Tell how many lines in these records contain the string "Positive", with only the number as the reply.

------------------------------

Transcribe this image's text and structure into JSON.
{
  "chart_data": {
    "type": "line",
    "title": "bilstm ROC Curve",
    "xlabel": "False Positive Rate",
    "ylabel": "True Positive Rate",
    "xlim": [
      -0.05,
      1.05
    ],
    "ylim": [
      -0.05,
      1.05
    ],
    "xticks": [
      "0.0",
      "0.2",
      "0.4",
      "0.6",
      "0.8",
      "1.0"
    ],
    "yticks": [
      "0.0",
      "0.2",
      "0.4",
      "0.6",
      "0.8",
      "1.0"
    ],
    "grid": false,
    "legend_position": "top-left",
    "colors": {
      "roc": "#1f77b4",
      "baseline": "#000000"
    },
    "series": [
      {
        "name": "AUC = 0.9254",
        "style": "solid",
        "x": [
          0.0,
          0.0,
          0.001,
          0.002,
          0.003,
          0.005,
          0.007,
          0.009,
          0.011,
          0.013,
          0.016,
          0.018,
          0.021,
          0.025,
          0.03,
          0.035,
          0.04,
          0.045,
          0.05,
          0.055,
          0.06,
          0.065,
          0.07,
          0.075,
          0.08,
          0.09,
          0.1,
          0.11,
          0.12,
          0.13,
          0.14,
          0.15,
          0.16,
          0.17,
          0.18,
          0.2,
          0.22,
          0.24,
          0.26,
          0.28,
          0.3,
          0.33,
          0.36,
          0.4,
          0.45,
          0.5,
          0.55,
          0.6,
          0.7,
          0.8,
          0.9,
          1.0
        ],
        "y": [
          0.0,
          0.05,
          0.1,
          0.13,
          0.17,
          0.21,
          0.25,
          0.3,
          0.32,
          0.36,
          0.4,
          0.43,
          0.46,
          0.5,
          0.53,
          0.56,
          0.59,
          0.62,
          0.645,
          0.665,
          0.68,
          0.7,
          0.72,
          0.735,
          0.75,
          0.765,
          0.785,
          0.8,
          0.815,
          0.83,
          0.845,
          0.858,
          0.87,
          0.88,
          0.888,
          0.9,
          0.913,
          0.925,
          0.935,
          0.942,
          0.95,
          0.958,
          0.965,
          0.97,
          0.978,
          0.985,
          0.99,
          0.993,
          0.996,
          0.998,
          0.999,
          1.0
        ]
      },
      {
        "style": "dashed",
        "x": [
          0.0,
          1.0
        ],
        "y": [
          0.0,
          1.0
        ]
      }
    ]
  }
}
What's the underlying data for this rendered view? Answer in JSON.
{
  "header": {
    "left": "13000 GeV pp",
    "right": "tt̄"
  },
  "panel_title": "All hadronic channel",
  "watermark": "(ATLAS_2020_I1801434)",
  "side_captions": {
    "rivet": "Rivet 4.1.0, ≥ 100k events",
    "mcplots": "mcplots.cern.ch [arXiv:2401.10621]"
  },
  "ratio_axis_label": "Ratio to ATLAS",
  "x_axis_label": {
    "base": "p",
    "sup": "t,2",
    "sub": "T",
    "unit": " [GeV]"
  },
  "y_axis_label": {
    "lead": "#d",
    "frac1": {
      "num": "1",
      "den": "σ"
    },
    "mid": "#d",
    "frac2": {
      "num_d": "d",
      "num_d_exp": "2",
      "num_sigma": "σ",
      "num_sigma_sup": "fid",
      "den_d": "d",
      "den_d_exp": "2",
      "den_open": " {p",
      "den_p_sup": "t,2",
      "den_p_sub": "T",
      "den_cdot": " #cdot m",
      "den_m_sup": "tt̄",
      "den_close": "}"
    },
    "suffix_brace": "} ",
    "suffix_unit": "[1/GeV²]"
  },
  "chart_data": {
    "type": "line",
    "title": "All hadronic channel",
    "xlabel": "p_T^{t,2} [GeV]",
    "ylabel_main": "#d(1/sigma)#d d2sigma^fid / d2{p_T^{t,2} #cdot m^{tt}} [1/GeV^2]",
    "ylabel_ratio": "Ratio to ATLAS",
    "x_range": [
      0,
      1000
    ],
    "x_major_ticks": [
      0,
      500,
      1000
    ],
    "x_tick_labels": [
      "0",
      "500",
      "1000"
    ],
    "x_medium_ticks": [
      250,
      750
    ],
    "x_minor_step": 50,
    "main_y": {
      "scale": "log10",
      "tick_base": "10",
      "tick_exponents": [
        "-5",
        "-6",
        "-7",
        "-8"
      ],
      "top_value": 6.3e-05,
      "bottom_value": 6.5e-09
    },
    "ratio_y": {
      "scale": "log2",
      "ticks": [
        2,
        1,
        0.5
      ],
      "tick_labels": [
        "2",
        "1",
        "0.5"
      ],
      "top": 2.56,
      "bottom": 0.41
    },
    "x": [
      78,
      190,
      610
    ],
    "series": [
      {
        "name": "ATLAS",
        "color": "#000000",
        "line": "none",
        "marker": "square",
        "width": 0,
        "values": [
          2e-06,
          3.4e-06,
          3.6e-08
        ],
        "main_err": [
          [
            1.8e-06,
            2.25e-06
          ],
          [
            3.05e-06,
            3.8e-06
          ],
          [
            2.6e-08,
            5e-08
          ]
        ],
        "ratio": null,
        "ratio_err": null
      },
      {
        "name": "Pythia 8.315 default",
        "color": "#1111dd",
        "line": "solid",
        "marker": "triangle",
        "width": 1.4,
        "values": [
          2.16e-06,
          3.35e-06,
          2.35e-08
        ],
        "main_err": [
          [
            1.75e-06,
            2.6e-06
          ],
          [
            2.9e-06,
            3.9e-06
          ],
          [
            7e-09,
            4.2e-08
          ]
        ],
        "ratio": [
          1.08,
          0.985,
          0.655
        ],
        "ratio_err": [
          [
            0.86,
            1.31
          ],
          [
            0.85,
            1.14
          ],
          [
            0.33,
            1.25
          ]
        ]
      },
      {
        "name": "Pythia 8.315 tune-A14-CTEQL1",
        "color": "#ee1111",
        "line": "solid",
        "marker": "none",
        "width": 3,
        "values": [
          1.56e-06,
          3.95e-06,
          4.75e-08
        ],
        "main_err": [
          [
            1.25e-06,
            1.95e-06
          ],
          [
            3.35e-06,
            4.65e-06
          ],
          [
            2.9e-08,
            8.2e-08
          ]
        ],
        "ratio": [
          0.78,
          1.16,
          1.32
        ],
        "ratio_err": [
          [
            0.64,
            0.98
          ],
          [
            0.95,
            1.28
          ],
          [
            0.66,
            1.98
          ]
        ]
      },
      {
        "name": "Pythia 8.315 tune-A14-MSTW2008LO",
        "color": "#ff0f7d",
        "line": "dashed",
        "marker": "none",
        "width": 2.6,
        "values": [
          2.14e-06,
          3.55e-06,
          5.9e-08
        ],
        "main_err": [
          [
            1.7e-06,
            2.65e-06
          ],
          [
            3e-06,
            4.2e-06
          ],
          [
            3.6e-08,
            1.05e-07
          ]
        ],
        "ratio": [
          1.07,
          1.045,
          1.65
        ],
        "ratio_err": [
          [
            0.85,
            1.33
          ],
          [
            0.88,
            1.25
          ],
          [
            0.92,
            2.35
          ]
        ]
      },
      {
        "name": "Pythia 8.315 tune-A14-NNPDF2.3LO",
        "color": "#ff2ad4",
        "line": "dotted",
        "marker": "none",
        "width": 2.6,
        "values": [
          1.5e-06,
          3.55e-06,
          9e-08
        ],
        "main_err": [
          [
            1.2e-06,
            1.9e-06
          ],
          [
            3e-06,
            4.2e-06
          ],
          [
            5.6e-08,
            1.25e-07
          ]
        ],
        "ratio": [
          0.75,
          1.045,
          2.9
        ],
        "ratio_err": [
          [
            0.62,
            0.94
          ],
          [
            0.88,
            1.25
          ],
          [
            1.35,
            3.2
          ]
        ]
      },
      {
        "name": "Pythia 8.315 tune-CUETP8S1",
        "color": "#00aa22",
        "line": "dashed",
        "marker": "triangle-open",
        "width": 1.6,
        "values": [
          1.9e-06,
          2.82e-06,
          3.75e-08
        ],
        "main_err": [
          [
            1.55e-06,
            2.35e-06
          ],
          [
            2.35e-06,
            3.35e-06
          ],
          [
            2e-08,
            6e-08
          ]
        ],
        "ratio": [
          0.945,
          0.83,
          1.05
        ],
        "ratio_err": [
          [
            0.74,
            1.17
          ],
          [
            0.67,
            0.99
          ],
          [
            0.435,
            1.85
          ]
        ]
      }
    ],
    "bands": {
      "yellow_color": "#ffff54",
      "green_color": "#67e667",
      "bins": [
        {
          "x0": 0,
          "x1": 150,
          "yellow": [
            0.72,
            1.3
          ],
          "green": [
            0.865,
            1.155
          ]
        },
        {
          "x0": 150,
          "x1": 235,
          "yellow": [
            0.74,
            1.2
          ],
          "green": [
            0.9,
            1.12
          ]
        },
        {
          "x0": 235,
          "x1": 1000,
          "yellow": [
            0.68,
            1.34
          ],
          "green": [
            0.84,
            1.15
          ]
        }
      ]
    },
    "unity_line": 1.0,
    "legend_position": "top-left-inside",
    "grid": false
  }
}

------------------------------

Complete answer ->
2